■ Excerpted passage
At step 360, in some embodiments, the processor may, upon reaching the maturity threshold, containerize the one or more code sets of the second coding language into an application. For example, in some embodiments, once the processor has determined that the modernized code set has achieved an acceptable data accuracy and/or performance, e.g., an accuracy and/or performance meeting predefined criteria, metrics, and/or thresholds, the modernized code set may be further segmented into one or more programs, applications, or other containerized code sets, collectively referred to as microservices code. In some embodiments, the modernized code sets and/or sub-sections of its functions may be measured for key metrics such as frequency and run-time duration. In some embodiments, various logging, parameters, variables, etc., may be deployed to measure and track the usage, e.g., for quality control purposes. Such information may be collected, e.g., in a separate performance database to record and trend operating metrics. Additionally or alternatively, such information may be fed back to ML models to further optimize the models and the resulting outputs.

In some embodiments, as part of developing the modernized code sets and data processing flows, the processor may be configured to determine if input data to the code is processed in serial/sequential manner or using indexable values. Intended modernized processing logics may then dictate whether microservice functions generated from the modernized code sets can be horizontally scaled (e.g., multi-thread) and/or increase in resource capacity, e.g., so that optimized processing SLA can be achieved. In some embodiments, the processor may be configured to identify and/or recommend additional implementations for containerized microservices generated from the modernized code sets, e.g., across various platforms and/or for different services.

In some embodiments, the processor may be configured to record, e.g., in a performance database, the number of data volumes, transactions, sizes, and/or processing speeds of various microservices and applications generated from the modernized code set. Accordingly, for each phase of intraday or overnight processing, each layer of modernized code set and/or microservice code sets can be horizontally and/or dynamically scaled in anticipation of known and incoming transaction volumes from upstream systems. In some embodiments, the dynamically scaling may also calculate and determine additional resources required to meet upcoming SLAs. In some embodiments, the processor may implement the ML models to determine dynamic scaling algorithms based on how the original processing (e.g., top-down (FIFO) or multi-threaded or some index of key dataset) was executed.

In some embodiments, the processor may employ the ML models to measure the processing throughput performance of dynamically scalable logics and/or proactively scale downstream processes based on upstream volume signals. As new modernized code sets are developed, in some embodiments, the processor may be configured to document, tag, or otherwise reference (e.g., in a library database) the functionality and/or other details of the modernized code sets and/or the containerized microservices created therefrom. Accordingly, as new services or functions are required or requested, in some embodiments, the processor may be configured to search for relevant code sets which may be deployed.

■ Extracted material
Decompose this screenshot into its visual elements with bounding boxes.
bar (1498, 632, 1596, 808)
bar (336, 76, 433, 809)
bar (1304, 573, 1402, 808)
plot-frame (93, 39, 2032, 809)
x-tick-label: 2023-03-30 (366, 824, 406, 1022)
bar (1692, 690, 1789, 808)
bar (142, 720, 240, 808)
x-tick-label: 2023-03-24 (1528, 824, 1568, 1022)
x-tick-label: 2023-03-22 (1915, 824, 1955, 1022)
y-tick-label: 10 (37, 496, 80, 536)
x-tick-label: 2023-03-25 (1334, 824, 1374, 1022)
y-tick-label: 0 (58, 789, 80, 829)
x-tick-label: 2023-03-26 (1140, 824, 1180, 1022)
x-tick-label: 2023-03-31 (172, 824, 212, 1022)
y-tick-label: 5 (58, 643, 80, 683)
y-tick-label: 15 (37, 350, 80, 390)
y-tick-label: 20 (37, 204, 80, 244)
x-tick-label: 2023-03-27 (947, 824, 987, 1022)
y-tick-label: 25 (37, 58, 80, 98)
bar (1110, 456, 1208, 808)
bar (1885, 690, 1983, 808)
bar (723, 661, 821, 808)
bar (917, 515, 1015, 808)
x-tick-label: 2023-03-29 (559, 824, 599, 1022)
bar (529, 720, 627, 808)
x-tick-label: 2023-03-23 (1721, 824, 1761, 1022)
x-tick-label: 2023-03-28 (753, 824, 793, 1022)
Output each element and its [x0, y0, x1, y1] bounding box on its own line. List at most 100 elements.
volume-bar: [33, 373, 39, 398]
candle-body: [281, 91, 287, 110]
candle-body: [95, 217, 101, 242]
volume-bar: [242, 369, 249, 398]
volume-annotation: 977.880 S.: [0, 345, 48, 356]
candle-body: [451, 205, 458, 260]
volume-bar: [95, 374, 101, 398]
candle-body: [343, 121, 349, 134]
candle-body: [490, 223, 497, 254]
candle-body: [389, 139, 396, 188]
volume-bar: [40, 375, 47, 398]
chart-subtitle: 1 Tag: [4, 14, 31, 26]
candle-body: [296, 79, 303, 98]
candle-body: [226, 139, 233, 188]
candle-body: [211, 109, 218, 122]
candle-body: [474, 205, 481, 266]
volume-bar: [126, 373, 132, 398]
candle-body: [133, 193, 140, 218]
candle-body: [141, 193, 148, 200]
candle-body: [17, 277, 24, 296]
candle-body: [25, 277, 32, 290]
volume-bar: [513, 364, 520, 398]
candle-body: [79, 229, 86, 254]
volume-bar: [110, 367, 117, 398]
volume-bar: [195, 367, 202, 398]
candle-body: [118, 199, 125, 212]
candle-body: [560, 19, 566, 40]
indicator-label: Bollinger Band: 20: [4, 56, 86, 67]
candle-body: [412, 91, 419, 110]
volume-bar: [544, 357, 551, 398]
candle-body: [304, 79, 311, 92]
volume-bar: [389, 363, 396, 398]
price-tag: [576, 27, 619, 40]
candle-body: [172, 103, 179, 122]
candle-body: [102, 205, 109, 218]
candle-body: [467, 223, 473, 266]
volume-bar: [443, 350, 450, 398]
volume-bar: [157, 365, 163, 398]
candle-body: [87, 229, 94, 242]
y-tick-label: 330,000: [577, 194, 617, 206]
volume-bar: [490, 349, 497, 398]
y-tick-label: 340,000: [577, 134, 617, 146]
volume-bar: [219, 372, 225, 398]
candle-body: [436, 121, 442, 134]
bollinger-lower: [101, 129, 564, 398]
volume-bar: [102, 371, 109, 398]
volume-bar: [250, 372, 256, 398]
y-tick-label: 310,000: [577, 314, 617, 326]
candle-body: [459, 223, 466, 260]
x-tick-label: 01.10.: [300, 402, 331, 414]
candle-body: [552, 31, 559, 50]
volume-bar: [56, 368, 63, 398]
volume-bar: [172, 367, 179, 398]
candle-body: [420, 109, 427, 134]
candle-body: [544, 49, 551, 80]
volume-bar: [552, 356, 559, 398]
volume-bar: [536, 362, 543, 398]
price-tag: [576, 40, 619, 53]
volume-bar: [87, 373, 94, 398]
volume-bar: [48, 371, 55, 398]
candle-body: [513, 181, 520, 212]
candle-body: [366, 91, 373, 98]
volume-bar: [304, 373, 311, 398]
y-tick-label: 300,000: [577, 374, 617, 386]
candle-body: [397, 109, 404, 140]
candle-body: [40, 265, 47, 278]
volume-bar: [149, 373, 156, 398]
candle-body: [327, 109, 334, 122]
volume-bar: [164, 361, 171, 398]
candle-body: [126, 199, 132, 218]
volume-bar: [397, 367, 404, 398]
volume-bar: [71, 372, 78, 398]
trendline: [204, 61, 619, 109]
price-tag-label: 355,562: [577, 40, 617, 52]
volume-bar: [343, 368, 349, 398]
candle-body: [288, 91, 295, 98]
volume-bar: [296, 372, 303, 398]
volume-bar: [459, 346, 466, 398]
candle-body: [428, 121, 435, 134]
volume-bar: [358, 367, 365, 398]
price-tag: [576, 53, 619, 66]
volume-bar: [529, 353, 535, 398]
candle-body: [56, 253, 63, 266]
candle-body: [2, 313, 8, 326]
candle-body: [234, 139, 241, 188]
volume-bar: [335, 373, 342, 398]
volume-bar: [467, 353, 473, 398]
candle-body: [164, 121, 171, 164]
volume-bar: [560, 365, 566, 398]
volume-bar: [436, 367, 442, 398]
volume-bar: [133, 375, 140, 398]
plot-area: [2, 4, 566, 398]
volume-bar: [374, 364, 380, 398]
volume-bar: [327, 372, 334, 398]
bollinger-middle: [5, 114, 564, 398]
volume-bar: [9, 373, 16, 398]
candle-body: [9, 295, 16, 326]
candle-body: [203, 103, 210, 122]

■ Jobs
- A) Using the passage on code modernization, answer these questions:
(i) What are the programs, applications, or other containerized code sets the modernized code set may be segmented into collectively referred to as?
(ii) Which two key metrics may the modernized code sets be measured for?
(iii) In what kind of database may the processor document, tag, or reference the functionality of new modernized code sets?
- B) Return the part of the passage on code modernization from "In some embodiments, as" to "for different services.", copied word for word.

■ Task results
- A)
(i) Microservices code
(ii) Frequency and run-time duration
(iii) A library database

- B)
In some embodiments, as part of developing the modernized code sets and data processing flows, the processor may be configured to determine if input data to the code is processed in serial/sequential manner or using indexable values. Intended modernized processing logics may then dictate whether microservice functions generated from the modernized code sets can be horizontally scaled (e.g., multi-thread) and/or increase in resource capacity, e.g., so that optimized processing SLA can be achieved. In some embodiments, the processor may be configured to identify and/or recommend additional implementations for containerized microservices generated from the modernized code sets, e.g., across various platforms and/or for different services.